[START RECORDS PROVIDED]

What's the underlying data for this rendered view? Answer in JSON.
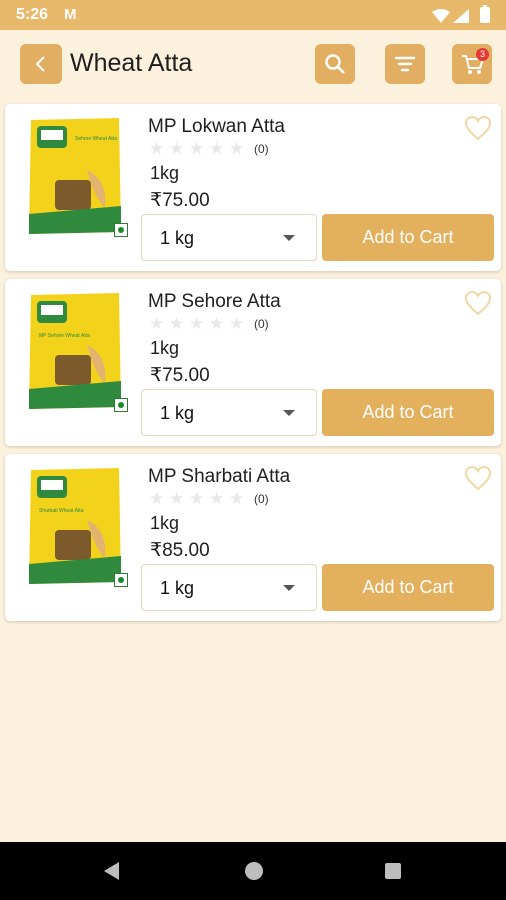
{
  "status_bar": {
    "time": "5:26",
    "mail_icon": "gmail-icon"
  },
  "header": {
    "title": "Wheat Atta",
    "back_icon": "chevron-left-icon",
    "search_icon": "search-icon",
    "filter_icon": "filter-icon",
    "cart_icon": "cart-icon",
    "cart_count": "3"
  },
  "products": [
    {
      "name": "MP Lokwan Atta",
      "rating_count": "(0)",
      "weight": "1kg",
      "price": "₹75.00",
      "qty": "1 kg",
      "cta": "Add to Cart",
      "pack_label": "Sehore Wheat Atta"
    },
    {
      "name": "MP Sehore Atta",
      "rating_count": "(0)",
      "weight": "1kg",
      "price": "₹75.00",
      "qty": "1 kg",
      "cta": "Add to Cart",
      "pack_label": "MP Sehore Wheat Atta"
    },
    {
      "name": "MP Sharbati Atta",
      "rating_count": "(0)",
      "weight": "1kg",
      "price": "₹85.00",
      "qty": "1 kg",
      "cta": "Add to Cart",
      "pack_label": "Sharbati Wheat Atta"
    }
  ],
  "colors": {
    "accent": "#e3b15e",
    "status_bar": "#e8b96a",
    "background": "#fbf1dc",
    "veg": "#1b8a2e",
    "badge": "#e53935"
  }
}
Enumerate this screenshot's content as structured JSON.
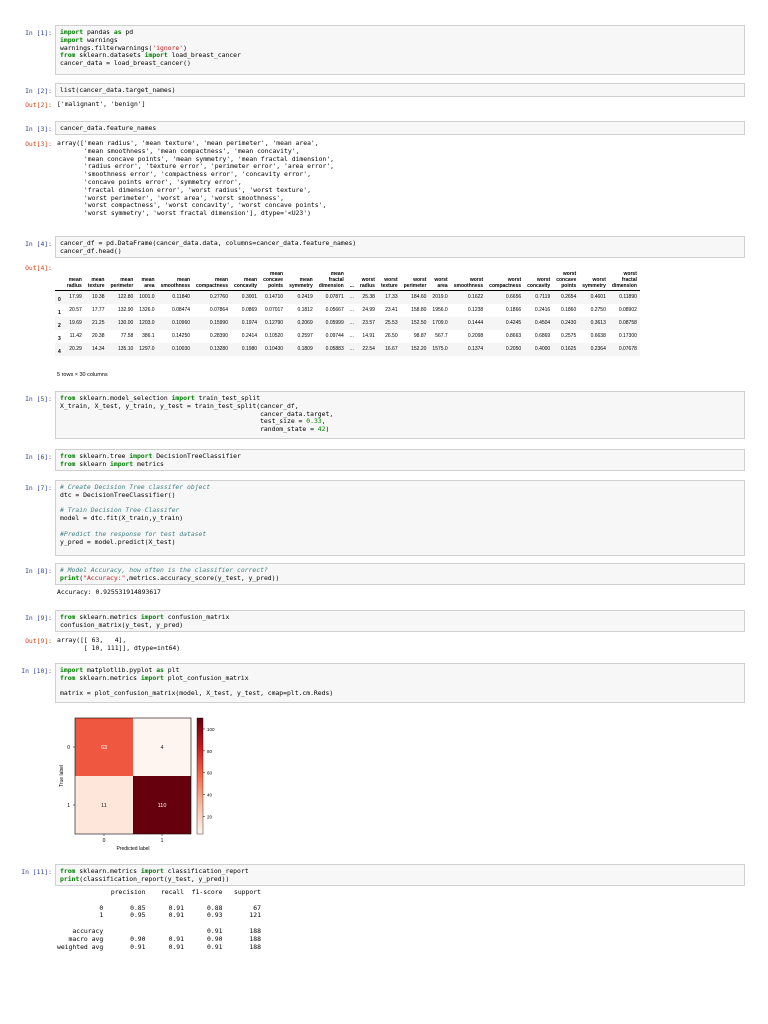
{
  "cells": {
    "c1": {
      "prompt": "In [1]:"
    },
    "c2": {
      "prompt": "In [2]:",
      "code": "list(cancer_data.target_names)",
      "out_prompt": "Out[2]:",
      "out": "['malignant', 'benign']"
    },
    "c3": {
      "prompt": "In [3]:",
      "code": "cancer_data.feature_names",
      "out_prompt": "Out[3]:",
      "out": "array(['mean radius', 'mean texture', 'mean perimeter', 'mean area',\n       'mean smoothness', 'mean compactness', 'mean concavity',\n       'mean concave points', 'mean symmetry', 'mean fractal dimension',\n       'radius error', 'texture error', 'perimeter error', 'area error',\n       'smoothness error', 'compactness error', 'concavity error',\n       'concave points error', 'symmetry error',\n       'fractal dimension error', 'worst radius', 'worst texture',\n       'worst perimeter', 'worst area', 'worst smoothness',\n       'worst compactness', 'worst concavity', 'worst concave points',\n       'worst symmetry', 'worst fractal dimension'], dtype='<U23')"
    },
    "c4": {
      "prompt": "In [4]:",
      "out_prompt": "Out[4]:",
      "rows_note": "5 rows × 30 columns"
    },
    "c5": {
      "prompt": "In [5]:"
    },
    "c6": {
      "prompt": "In [6]:"
    },
    "c7": {
      "prompt": "In [7]:"
    },
    "c8": {
      "prompt": "In [8]:",
      "out": "Accuracy: 0.925531914893617"
    },
    "c9": {
      "prompt": "In [9]:",
      "out_prompt": "Out[9]:",
      "out": "array([[ 63,   4],\n       [ 10, 111]], dtype=int64)"
    },
    "c10": {
      "prompt": "In [10]:"
    },
    "c11": {
      "prompt": "In [11]:",
      "out": "              precision    recall  f1-score   support\n\n           0       0.85      0.91      0.88        67\n           1       0.95      0.91      0.93       121\n\n    accuracy                           0.91       188\n   macro avg       0.90      0.91      0.90       188\nweighted avg       0.91      0.91      0.91       188"
    }
  },
  "dataframe": {
    "columns": [
      "mean\nradius",
      "mean\ntexture",
      "mean\nperimeter",
      "mean\narea",
      "mean\nsmoothness",
      "mean\ncompactness",
      "mean\nconcavity",
      "mean\nconcave\npoints",
      "mean\nsymmetry",
      "mean\nfractal\ndimension",
      "...",
      "worst\nradius",
      "worst\ntexture",
      "worst\nperimeter",
      "worst\narea",
      "worst\nsmoothness",
      "worst\ncompactness",
      "worst\nconcavity",
      "worst\nconcave\npoints",
      "worst\nsymmetry",
      "worst\nfractal\ndimension"
    ],
    "index": [
      "0",
      "1",
      "2",
      "3",
      "4"
    ],
    "rows": [
      [
        "17.99",
        "10.38",
        "122.80",
        "1001.0",
        "0.11840",
        "0.27760",
        "0.3001",
        "0.14710",
        "0.2419",
        "0.07871",
        "...",
        "25.38",
        "17.33",
        "184.60",
        "2019.0",
        "0.1622",
        "0.6656",
        "0.7119",
        "0.2654",
        "0.4601",
        "0.11890"
      ],
      [
        "20.57",
        "17.77",
        "132.90",
        "1326.0",
        "0.08474",
        "0.07864",
        "0.0869",
        "0.07017",
        "0.1812",
        "0.05667",
        "...",
        "24.99",
        "23.41",
        "158.80",
        "1956.0",
        "0.1238",
        "0.1866",
        "0.2416",
        "0.1860",
        "0.2750",
        "0.08902"
      ],
      [
        "19.69",
        "21.25",
        "130.00",
        "1203.0",
        "0.10960",
        "0.15990",
        "0.1974",
        "0.12790",
        "0.2069",
        "0.05999",
        "...",
        "23.57",
        "25.53",
        "152.50",
        "1709.0",
        "0.1444",
        "0.4245",
        "0.4504",
        "0.2430",
        "0.3613",
        "0.08758"
      ],
      [
        "11.42",
        "20.38",
        "77.58",
        "386.1",
        "0.14250",
        "0.28390",
        "0.2414",
        "0.10520",
        "0.2597",
        "0.09744",
        "...",
        "14.91",
        "26.50",
        "98.87",
        "567.7",
        "0.2098",
        "0.8663",
        "0.6869",
        "0.2575",
        "0.6638",
        "0.17300"
      ],
      [
        "20.29",
        "14.34",
        "135.10",
        "1297.0",
        "0.10030",
        "0.13280",
        "0.1980",
        "0.10430",
        "0.1809",
        "0.05883",
        "...",
        "22.54",
        "16.67",
        "152.20",
        "1575.0",
        "0.1374",
        "0.2050",
        "0.4000",
        "0.1625",
        "0.2364",
        "0.07678"
      ]
    ]
  },
  "chart_data": {
    "type": "heatmap",
    "matrix": [
      [
        63,
        4
      ],
      [
        11,
        110
      ]
    ],
    "x_ticks": [
      "0",
      "1"
    ],
    "y_ticks": [
      "0",
      "1"
    ],
    "xlabel": "Predicted label",
    "ylabel": "True label",
    "colorbar_ticks": [
      100,
      80,
      60,
      40,
      20
    ],
    "colorbar_range": [
      4,
      110
    ],
    "cmap": "Reds"
  },
  "colors": {
    "prompt_in": "#303f9f",
    "prompt_out": "#d84315",
    "keyword": "#008000",
    "string": "#ba2121",
    "comment": "#408080"
  }
}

[END RECORDS PROVIDED]

== SET EXERCISE ==
Look through the data above. Copy every line with the string "ncompactness" in it.

== RIGHT ANSWER ==
      "mean\ncompactness",
      "worst\ncompactness",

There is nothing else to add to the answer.